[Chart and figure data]
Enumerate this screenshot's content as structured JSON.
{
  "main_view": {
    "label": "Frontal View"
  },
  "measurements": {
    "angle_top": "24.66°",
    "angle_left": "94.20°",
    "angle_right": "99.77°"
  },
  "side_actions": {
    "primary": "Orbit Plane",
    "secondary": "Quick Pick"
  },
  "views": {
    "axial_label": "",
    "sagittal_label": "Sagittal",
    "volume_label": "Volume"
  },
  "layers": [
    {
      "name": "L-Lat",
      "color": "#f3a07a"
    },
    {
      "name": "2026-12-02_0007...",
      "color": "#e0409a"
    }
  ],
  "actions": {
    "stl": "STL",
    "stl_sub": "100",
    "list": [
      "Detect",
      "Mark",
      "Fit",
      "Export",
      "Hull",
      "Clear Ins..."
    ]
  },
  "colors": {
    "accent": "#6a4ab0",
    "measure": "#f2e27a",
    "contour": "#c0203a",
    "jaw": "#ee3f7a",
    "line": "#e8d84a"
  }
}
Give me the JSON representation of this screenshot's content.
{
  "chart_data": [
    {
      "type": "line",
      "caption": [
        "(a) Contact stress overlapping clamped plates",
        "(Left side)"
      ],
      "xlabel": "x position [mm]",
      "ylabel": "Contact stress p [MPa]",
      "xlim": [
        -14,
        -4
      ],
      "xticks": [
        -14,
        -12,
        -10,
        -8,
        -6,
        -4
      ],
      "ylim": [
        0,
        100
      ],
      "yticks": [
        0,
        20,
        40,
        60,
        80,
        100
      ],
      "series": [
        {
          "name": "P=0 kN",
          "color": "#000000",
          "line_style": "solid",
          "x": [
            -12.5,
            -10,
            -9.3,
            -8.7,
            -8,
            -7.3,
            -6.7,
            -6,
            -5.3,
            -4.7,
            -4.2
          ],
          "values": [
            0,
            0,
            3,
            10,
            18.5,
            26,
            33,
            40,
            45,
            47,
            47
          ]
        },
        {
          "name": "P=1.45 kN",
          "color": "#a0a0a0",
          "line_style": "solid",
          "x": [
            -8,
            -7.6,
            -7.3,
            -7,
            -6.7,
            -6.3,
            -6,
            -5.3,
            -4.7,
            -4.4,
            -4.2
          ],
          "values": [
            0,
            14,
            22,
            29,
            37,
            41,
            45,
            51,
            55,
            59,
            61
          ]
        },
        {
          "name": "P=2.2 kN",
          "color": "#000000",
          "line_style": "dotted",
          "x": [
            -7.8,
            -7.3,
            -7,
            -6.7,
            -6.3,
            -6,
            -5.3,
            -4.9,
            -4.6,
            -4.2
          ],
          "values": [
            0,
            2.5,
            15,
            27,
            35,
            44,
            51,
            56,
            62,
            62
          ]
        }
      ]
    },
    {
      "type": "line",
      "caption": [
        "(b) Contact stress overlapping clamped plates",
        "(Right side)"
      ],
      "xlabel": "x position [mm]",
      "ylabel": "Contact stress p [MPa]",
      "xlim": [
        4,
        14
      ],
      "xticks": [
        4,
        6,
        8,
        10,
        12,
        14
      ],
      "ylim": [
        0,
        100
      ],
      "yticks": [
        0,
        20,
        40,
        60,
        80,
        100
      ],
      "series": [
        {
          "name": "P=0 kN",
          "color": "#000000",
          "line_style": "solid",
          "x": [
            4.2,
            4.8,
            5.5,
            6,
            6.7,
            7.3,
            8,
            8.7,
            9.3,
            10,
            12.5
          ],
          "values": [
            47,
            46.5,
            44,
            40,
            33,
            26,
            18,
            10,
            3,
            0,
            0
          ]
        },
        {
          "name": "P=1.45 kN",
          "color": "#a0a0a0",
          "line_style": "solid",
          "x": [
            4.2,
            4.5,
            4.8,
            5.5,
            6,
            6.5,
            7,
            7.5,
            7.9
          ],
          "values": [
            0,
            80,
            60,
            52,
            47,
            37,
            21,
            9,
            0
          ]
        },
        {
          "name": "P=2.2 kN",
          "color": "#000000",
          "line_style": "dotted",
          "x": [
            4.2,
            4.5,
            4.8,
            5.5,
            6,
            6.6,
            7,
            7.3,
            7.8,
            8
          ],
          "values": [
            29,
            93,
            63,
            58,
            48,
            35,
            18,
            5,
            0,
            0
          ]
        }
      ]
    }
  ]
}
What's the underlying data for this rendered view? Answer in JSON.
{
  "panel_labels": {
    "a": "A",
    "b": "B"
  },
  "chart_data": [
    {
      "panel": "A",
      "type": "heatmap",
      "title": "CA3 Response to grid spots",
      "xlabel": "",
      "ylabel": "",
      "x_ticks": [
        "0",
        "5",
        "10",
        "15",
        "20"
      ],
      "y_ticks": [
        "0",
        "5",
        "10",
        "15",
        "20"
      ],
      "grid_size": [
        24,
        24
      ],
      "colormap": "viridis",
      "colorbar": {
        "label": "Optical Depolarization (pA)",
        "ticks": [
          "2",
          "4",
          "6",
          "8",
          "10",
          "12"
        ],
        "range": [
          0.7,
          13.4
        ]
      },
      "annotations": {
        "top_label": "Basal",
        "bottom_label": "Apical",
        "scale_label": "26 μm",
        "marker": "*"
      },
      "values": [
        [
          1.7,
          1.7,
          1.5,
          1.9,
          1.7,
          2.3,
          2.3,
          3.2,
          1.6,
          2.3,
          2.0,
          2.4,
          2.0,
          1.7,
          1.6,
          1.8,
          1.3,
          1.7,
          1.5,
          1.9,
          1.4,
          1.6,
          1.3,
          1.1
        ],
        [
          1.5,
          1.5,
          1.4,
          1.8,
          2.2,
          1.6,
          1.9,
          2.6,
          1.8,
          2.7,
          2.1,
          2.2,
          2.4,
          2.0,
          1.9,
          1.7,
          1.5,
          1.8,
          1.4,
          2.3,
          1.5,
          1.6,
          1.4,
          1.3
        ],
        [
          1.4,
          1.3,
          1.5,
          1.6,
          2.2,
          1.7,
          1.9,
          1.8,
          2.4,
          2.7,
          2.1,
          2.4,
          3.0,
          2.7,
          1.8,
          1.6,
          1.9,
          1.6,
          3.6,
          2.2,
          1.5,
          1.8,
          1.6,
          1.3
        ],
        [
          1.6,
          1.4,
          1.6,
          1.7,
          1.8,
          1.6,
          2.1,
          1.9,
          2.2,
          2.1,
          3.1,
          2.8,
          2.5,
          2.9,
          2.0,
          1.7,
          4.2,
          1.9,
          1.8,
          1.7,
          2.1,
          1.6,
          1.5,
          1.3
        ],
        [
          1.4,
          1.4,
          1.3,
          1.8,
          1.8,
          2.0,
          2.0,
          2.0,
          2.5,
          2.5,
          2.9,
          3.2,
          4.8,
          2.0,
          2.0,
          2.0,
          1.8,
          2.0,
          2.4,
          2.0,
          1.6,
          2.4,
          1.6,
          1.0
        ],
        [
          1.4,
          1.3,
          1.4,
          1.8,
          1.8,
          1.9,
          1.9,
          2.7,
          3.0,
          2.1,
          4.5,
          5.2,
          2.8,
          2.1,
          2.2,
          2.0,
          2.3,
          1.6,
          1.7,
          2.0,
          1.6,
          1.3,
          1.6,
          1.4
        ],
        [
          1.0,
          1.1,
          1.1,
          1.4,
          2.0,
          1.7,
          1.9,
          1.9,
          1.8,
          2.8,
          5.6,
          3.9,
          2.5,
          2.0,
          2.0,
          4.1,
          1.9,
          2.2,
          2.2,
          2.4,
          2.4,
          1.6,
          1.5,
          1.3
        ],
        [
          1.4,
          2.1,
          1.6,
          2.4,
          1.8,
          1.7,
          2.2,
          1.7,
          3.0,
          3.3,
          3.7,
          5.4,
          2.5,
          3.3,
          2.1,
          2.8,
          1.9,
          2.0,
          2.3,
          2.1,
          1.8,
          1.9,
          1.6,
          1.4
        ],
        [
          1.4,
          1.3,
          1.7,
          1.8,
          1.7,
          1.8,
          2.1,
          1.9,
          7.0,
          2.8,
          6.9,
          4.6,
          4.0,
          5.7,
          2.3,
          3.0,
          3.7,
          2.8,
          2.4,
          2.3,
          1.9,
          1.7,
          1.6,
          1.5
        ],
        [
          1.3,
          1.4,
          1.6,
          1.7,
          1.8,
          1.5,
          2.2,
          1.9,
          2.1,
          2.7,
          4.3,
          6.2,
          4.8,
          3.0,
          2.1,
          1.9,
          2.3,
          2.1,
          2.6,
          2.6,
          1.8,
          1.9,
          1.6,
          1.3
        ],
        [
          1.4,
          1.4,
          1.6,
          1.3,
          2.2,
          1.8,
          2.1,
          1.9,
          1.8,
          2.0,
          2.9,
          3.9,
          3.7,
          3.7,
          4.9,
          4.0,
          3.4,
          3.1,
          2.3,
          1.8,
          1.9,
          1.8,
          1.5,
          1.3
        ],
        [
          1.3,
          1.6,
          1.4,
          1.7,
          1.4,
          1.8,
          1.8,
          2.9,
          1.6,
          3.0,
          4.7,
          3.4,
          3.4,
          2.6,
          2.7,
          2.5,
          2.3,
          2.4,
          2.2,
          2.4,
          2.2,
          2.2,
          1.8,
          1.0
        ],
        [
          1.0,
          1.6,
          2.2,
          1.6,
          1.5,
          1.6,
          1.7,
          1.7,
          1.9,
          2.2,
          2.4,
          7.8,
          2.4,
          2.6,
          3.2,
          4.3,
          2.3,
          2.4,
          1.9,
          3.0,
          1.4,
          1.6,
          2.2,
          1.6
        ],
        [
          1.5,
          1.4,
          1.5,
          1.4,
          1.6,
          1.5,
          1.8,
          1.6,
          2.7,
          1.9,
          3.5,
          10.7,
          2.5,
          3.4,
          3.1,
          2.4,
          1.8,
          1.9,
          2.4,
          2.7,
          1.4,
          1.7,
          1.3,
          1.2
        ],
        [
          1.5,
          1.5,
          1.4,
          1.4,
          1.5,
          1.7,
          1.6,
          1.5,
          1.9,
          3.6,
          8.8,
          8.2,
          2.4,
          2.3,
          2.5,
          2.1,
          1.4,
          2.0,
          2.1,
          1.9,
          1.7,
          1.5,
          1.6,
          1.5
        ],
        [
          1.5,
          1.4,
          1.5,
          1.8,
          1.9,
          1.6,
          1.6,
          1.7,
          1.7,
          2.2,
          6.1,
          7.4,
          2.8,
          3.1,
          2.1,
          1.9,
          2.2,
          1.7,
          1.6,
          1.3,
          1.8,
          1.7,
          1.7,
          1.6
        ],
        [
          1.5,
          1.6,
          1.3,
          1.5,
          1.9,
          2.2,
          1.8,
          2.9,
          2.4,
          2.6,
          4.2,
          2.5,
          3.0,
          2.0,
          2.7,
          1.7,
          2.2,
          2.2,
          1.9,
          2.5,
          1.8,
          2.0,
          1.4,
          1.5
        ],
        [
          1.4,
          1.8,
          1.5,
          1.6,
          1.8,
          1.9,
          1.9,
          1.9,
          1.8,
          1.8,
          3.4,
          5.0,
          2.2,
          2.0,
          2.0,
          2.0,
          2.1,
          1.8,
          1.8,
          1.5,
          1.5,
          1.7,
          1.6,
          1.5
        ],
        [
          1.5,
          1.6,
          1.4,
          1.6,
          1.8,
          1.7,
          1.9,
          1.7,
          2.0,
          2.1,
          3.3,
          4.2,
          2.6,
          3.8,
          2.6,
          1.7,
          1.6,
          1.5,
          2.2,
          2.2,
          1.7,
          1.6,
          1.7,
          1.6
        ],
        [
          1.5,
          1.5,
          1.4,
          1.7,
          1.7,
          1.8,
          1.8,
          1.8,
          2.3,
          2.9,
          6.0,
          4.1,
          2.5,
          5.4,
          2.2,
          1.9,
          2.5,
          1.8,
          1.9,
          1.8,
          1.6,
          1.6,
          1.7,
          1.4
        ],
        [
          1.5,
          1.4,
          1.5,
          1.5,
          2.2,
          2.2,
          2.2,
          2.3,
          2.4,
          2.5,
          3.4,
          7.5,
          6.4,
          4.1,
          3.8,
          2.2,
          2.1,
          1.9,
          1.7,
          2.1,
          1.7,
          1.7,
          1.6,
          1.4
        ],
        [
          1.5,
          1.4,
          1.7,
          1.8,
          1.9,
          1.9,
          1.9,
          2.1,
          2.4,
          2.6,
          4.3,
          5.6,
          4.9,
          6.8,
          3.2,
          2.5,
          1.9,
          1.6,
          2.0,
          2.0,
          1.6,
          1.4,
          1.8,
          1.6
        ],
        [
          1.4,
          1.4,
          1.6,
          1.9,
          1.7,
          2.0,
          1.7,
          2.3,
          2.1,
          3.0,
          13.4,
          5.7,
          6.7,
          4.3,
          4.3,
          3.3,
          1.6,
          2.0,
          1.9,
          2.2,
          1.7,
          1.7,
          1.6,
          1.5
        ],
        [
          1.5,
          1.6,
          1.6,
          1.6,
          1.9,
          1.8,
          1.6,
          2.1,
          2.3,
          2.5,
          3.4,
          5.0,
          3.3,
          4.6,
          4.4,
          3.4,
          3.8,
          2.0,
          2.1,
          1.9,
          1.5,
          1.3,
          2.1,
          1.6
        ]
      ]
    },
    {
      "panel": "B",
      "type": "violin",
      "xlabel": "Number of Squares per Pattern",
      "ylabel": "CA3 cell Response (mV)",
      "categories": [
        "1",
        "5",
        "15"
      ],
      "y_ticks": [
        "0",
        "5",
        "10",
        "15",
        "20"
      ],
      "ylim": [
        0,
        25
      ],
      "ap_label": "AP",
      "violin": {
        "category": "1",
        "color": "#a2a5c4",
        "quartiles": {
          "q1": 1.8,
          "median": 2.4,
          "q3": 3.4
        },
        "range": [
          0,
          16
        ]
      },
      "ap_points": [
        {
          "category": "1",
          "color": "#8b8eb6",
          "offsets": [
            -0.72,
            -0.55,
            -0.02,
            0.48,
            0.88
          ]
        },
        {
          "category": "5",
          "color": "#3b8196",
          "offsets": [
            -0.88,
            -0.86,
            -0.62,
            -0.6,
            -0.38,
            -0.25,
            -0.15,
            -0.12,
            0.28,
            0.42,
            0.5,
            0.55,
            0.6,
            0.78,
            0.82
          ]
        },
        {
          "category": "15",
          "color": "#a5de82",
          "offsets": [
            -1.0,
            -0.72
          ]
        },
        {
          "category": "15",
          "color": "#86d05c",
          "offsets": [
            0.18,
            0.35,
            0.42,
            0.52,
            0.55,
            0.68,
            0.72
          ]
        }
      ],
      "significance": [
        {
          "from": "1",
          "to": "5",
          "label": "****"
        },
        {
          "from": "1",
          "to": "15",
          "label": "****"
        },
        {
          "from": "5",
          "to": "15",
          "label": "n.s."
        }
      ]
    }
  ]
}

## Exercise
Identify each line in the records above containing the word "screenshot"; copy those lines.

## Final result
Enumerate this screenshot's content as structured JSON.
Give me the JSON representation of this screenshot's content.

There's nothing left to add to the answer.